HOW TO COMPLETE THIS TASK: Every line of the data that includes "injection" should be copied out.

SOURCE DATA:

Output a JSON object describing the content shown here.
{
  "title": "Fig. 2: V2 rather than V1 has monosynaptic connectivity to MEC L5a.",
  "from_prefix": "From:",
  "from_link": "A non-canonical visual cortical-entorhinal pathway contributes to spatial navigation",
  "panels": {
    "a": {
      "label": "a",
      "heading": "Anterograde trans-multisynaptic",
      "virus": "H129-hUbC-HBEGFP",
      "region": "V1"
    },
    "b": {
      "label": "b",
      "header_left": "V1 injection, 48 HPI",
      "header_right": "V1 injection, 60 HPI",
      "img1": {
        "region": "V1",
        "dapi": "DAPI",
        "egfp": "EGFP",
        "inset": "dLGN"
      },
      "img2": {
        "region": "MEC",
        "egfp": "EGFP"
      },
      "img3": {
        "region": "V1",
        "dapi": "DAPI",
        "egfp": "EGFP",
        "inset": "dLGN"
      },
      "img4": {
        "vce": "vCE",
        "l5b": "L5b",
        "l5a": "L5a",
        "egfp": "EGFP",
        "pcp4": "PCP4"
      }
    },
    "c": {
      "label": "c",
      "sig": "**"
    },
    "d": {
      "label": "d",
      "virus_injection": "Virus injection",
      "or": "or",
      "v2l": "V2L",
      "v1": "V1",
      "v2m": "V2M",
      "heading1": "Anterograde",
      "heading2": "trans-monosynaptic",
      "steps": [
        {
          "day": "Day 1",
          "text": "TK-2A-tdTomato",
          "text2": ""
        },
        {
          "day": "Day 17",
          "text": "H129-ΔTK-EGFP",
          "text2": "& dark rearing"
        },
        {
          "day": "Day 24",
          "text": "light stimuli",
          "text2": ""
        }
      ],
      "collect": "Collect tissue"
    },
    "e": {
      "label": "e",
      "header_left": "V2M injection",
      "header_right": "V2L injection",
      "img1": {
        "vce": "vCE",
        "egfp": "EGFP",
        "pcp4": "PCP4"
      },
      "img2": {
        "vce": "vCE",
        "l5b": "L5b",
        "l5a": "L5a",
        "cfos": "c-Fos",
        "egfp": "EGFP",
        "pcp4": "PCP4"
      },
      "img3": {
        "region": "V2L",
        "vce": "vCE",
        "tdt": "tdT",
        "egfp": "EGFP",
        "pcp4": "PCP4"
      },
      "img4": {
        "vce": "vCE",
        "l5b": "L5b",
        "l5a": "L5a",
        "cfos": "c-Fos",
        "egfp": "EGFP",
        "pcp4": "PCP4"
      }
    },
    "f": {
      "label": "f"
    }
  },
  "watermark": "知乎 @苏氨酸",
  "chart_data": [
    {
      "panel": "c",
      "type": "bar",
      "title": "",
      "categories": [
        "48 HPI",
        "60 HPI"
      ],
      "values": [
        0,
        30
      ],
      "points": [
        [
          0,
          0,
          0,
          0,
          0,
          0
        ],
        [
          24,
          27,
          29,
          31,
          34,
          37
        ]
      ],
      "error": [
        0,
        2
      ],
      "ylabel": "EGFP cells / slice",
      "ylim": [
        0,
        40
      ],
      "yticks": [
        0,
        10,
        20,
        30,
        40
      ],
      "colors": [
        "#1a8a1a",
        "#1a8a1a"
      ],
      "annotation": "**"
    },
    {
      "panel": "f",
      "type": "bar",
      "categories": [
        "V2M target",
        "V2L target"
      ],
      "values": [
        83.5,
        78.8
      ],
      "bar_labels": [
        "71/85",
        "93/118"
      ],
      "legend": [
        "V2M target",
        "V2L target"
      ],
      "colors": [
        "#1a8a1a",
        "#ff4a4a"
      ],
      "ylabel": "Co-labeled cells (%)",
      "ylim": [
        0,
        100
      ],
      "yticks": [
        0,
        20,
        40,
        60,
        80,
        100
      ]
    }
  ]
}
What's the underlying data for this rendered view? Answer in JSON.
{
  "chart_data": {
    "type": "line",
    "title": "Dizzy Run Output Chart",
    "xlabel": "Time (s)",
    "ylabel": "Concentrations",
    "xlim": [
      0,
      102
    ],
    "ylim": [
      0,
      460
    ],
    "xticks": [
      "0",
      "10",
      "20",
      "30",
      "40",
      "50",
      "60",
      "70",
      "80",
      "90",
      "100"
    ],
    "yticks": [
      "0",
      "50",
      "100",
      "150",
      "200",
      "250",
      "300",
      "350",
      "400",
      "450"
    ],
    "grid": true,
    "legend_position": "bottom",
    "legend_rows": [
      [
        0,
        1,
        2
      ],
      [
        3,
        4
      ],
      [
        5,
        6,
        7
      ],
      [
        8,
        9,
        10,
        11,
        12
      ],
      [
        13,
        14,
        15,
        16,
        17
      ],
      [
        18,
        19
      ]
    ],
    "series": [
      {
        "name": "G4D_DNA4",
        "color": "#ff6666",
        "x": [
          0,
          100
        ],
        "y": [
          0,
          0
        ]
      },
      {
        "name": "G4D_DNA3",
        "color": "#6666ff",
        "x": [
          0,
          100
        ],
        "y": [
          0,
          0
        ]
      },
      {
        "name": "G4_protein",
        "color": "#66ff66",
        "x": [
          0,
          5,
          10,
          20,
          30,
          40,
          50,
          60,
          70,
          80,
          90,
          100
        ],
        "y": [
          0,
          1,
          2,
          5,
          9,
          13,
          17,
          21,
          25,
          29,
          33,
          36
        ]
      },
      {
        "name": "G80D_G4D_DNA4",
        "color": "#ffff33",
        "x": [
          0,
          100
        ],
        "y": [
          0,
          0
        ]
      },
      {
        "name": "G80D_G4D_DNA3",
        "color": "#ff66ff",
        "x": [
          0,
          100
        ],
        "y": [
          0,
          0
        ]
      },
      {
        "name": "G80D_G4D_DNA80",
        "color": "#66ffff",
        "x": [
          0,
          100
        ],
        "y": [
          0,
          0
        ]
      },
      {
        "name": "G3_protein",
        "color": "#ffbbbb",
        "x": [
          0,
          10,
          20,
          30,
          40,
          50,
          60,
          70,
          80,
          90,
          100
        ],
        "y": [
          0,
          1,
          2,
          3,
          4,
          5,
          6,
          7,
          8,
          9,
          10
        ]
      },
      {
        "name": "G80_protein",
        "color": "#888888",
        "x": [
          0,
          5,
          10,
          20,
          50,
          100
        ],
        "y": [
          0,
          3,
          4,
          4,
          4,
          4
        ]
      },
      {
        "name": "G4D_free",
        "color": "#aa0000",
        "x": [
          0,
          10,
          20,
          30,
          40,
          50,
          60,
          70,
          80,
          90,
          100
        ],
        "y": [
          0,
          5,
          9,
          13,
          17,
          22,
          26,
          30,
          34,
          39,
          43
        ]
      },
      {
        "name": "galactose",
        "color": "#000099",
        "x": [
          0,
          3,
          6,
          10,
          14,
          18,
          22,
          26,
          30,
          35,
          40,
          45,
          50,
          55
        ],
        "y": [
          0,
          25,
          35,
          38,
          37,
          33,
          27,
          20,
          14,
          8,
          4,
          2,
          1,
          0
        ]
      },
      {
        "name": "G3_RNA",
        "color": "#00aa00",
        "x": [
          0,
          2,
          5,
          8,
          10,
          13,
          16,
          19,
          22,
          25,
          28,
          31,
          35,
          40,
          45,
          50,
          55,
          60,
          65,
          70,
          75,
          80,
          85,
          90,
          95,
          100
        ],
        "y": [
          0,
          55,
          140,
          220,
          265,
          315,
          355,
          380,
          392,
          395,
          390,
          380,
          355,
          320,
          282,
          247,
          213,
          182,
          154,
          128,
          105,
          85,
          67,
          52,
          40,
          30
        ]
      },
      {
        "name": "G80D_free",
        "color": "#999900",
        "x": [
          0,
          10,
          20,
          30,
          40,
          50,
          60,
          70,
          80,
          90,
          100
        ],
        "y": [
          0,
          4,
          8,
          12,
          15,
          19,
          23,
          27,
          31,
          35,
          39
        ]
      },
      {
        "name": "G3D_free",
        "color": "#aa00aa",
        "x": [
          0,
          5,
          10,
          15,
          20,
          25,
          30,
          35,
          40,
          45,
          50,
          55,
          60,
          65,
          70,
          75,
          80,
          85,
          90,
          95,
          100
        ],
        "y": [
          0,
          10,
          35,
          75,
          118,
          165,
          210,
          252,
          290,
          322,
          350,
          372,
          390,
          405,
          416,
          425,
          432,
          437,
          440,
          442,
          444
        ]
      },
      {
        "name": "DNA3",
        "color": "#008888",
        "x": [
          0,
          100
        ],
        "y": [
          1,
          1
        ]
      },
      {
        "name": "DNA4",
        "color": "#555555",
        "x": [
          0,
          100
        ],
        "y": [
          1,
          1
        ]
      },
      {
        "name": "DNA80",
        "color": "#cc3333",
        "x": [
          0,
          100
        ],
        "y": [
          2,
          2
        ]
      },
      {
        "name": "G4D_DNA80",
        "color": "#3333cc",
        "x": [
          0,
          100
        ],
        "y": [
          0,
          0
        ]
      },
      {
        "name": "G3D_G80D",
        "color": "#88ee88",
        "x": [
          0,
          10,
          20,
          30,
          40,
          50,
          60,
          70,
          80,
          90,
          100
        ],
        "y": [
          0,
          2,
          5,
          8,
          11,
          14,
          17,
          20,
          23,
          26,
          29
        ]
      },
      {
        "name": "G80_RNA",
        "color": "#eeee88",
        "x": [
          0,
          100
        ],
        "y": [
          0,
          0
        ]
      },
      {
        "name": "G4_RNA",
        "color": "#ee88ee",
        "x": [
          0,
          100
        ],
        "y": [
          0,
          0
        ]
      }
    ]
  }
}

SOLUTION TO THIS PROBLEM:
      "header_left": "V1 injection, 48 HPI",
      "header_right": "V1 injection, 60 HPI",
      "virus_injection": "Virus injection",
      "header_left": "V2M injection",
      "header_right": "V2L injection",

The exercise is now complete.